■ **Stated exercise**: The data must be written out once more, precisely as given.

■ **Rows**:
----

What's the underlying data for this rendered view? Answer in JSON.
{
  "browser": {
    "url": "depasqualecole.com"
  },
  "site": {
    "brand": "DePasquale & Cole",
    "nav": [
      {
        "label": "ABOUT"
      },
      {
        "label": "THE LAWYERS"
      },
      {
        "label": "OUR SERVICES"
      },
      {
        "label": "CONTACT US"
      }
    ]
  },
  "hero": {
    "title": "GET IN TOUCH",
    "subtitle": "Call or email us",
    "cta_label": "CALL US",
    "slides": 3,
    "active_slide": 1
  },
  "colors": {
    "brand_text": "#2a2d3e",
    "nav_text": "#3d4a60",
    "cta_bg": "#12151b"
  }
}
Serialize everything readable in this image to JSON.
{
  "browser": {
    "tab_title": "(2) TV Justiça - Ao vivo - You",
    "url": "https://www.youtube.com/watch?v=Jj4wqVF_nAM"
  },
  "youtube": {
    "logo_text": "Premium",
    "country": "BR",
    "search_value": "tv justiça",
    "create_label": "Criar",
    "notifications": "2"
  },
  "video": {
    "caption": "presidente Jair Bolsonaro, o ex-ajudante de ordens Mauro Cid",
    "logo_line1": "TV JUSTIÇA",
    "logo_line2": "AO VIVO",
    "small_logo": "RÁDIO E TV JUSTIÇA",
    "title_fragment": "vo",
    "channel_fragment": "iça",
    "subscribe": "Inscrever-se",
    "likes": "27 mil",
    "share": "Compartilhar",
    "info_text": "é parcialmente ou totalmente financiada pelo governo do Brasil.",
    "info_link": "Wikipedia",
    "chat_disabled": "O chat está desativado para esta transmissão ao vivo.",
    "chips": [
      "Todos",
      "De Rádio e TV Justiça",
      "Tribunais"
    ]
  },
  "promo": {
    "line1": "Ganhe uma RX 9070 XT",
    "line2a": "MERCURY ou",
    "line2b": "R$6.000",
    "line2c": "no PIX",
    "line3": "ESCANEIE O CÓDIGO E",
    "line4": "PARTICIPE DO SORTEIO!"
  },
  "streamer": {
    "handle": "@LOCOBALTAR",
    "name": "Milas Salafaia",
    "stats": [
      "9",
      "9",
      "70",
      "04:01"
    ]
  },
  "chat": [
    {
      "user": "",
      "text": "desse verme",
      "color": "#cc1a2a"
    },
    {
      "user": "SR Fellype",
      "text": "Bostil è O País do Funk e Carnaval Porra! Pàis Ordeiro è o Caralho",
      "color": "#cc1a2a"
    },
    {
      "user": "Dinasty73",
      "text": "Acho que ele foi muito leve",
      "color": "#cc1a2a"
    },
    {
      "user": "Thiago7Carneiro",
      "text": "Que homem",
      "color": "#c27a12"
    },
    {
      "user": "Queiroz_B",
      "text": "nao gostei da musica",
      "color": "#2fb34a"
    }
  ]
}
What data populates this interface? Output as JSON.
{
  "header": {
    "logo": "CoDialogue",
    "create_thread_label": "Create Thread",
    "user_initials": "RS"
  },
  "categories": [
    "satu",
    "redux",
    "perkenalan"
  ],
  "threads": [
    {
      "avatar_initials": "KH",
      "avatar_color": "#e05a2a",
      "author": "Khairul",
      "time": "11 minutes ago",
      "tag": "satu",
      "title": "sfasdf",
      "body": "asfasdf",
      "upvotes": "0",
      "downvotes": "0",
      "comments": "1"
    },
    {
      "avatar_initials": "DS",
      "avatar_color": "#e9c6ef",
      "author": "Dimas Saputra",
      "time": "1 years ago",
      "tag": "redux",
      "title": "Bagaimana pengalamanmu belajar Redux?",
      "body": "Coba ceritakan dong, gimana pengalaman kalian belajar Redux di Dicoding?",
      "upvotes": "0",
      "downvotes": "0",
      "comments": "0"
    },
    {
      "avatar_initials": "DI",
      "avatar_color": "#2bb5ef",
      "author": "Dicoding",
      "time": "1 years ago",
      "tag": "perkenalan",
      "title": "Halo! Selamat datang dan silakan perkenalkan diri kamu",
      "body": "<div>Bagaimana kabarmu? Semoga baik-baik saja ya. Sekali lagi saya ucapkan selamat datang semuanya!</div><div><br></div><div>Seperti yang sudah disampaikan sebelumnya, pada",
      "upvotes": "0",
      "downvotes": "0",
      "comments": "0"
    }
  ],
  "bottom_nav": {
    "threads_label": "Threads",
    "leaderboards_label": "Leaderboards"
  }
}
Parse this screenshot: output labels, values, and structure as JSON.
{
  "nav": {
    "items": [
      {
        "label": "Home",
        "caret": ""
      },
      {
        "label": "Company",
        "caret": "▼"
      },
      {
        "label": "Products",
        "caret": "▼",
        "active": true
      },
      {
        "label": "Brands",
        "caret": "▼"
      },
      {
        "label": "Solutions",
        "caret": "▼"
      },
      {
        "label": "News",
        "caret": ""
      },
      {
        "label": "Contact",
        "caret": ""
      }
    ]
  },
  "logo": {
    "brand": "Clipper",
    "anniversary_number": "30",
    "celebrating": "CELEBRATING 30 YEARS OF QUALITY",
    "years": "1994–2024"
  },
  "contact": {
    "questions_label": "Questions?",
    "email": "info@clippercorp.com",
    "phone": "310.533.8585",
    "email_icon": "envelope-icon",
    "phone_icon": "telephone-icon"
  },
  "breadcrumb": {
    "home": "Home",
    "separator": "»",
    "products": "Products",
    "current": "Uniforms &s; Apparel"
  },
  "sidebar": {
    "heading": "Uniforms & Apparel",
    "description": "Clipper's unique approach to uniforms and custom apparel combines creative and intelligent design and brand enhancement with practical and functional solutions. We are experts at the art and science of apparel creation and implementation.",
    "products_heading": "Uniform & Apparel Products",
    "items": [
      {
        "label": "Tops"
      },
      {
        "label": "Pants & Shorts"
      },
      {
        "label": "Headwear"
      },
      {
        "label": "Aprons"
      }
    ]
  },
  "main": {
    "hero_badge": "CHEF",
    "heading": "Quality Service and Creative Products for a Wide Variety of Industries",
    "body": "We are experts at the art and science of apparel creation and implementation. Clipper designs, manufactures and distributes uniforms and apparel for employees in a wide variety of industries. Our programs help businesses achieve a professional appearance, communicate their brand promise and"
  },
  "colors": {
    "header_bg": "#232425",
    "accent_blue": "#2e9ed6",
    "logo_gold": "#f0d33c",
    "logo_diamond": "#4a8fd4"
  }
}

----

■ **Result of the task**:
What's the underlying data for this rendered view? Answer in JSON.
{
  "browser": {
    "url": "depasqualecole.com"
  },
  "site": {
    "brand": "DePasquale & Cole",
    "nav": [
      {
        "label": "ABOUT"
      },
      {
        "label": "THE LAWYERS"
      },
      {
        "label": "OUR SERVICES"
      },
      {
        "label": "CONTACT US"
      }
    ]
  },
  "hero": {
    "title": "GET IN TOUCH",
    "subtitle": "Call or email us",
    "cta_label": "CALL US",
    "slides": 3,
    "active_slide": 1
  },
  "colors": {
    "brand_text": "#2a2d3e",
    "nav_text": "#3d4a60",
    "cta_bg": "#12151b"
  }
}
Serialize everything readable in this image to JSON.
{
  "browser": {
    "tab_title": "(2) TV Justiça - Ao vivo - You",
    "url": "https://www.youtube.com/watch?v=Jj4wqVF_nAM"
  },
  "youtube": {
    "logo_text": "Premium",
    "country": "BR",
    "search_value": "tv justiça",
    "create_label": "Criar",
    "notifications": "2"
  },
  "video": {
    "caption": "presidente Jair Bolsonaro, o ex-ajudante de ordens Mauro Cid",
    "logo_line1": "TV JUSTIÇA",
    "logo_line2": "AO VIVO",
    "small_logo": "RÁDIO E TV JUSTIÇA",
    "title_fragment": "vo",
    "channel_fragment": "iça",
    "subscribe": "Inscrever-se",
    "likes": "27 mil",
    "share": "Compartilhar",
    "info_text": "é parcialmente ou totalmente financiada pelo governo do Brasil.",
    "info_link": "Wikipedia",
    "chat_disabled": "O chat está desativado para esta transmissão ao vivo.",
    "chips": [
      "Todos",
      "De Rádio e TV Justiça",
      "Tribunais"
    ]
  },
  "promo": {
    "line1": "Ganhe uma RX 9070 XT",
    "line2a": "MERCURY ou",
    "line2b": "R$6.000",
    "line2c": "no PIX",
    "line3": "ESCANEIE O CÓDIGO E",
    "line4": "PARTICIPE DO SORTEIO!"
  },
  "streamer": {
    "handle": "@LOCOBALTAR",
    "name": "Milas Salafaia",
    "stats": [
      "9",
      "9",
      "70",
      "04:01"
    ]
  },
  "chat": [
    {
      "user": "",
      "text": "desse verme",
      "color": "#cc1a2a"
    },
    {
      "user": "SR Fellype",
      "text": "Bostil è O País do Funk e Carnaval Porra! Pàis Ordeiro è o Caralho",
      "color": "#cc1a2a"
    },
    {
      "user": "Dinasty73",
      "text": "Acho que ele foi muito leve",
      "color": "#cc1a2a"
    },
    {
      "user": "Thiago7Carneiro",
      "text": "Que homem",
      "color": "#c27a12"
    },
    {
      "user": "Queiroz_B",
      "text": "nao gostei da musica",
      "color": "#2fb34a"
    }
  ]
}
What data populates this interface? Output as JSON.
{
  "header": {
    "logo": "CoDialogue",
    "create_thread_label": "Create Thread",
    "user_initials": "RS"
  },
  "categories": [
    "satu",
    "redux",
    "perkenalan"
  ],
  "threads": [
    {
      "avatar_initials": "KH",
      "avatar_color": "#e05a2a",
      "author": "Khairul",
      "time": "11 minutes ago",
      "tag": "satu",
      "title": "sfasdf",
      "body": "asfasdf",
      "upvotes": "0",
      "downvotes": "0",
      "comments": "1"
    },
    {
      "avatar_initials": "DS",
      "avatar_color": "#e9c6ef",
      "author": "Dimas Saputra",
      "time": "1 years ago",
      "tag": "redux",
      "title": "Bagaimana pengalamanmu belajar Redux?",
      "body": "Coba ceritakan dong, gimana pengalaman kalian belajar Redux di Dicoding?",
      "upvotes": "0",
      "downvotes": "0",
      "comments": "0"
    },
    {
      "avatar_initials": "DI",
      "avatar_color": "#2bb5ef",
      "author": "Dicoding",
      "time": "1 years ago",
      "tag": "perkenalan",
      "title": "Halo! Selamat datang dan silakan perkenalkan diri kamu",
      "body": "<div>Bagaimana kabarmu? Semoga baik-baik saja ya. Sekali lagi saya ucapkan selamat datang semuanya!</div><div><br></div><div>Seperti yang sudah disampaikan sebelumnya, pada",
      "upvotes": "0",
      "downvotes": "0",
      "comments": "0"
    }
  ],
  "bottom_nav": {
    "threads_label": "Threads",
    "leaderboards_label": "Leaderboards"
  }
}
Parse this screenshot: output labels, values, and structure as JSON.
{
  "nav": {
    "items": [
      {
        "label": "Home",
        "caret": ""
      },
      {
        "label": "Company",
        "caret": "▼"
      },
      {
        "label": "Products",
        "caret": "▼",
        "active": true
      },
      {
        "label": "Brands",
        "caret": "▼"
      },
      {
        "label": "Solutions",
        "caret": "▼"
      },
      {
        "label": "News",
        "caret": ""
      },
      {
        "label": "Contact",
        "caret": ""
      }
    ]
  },
  "logo": {
    "brand": "Clipper",
    "anniversary_number": "30",
    "celebrating": "CELEBRATING 30 YEARS OF QUALITY",
    "years": "1994–2024"
  },
  "contact": {
    "questions_label": "Questions?",
    "email": "info@clippercorp.com",
    "phone": "310.533.8585",
    "email_icon": "envelope-icon",
    "phone_icon": "telephone-icon"
  },
  "breadcrumb": {
    "home": "Home",
    "separator": "»",
    "products": "Products",
    "current": "Uniforms &s; Apparel"
  },
  "sidebar": {
    "heading": "Uniforms & Apparel",
    "description": "Clipper's unique approach to uniforms and custom apparel combines creative and intelligent design and brand enhancement with practical and functional solutions. We are experts at the art and science of apparel creation and implementation.",
    "products_heading": "Uniform & Apparel Products",
    "items": [
      {
        "label": "Tops"
      },
      {
        "label": "Pants & Shorts"
      },
      {
        "label": "Headwear"
      },
      {
        "label": "Aprons"
      }
    ]
  },
  "main": {
    "hero_badge": "CHEF",
    "heading": "Quality Service and Creative Products for a Wide Variety of Industries",
    "body": "We are experts at the art and science of apparel creation and implementation. Clipper designs, manufactures and distributes uniforms and apparel for employees in a wide variety of industries. Our programs help businesses achieve a professional appearance, communicate their brand promise and"
  },
  "colors": {
    "header_bg": "#232425",
    "accent_blue": "#2e9ed6",
    "logo_gold": "#f0d33c",
    "logo_diamond": "#4a8fd4"
  }
}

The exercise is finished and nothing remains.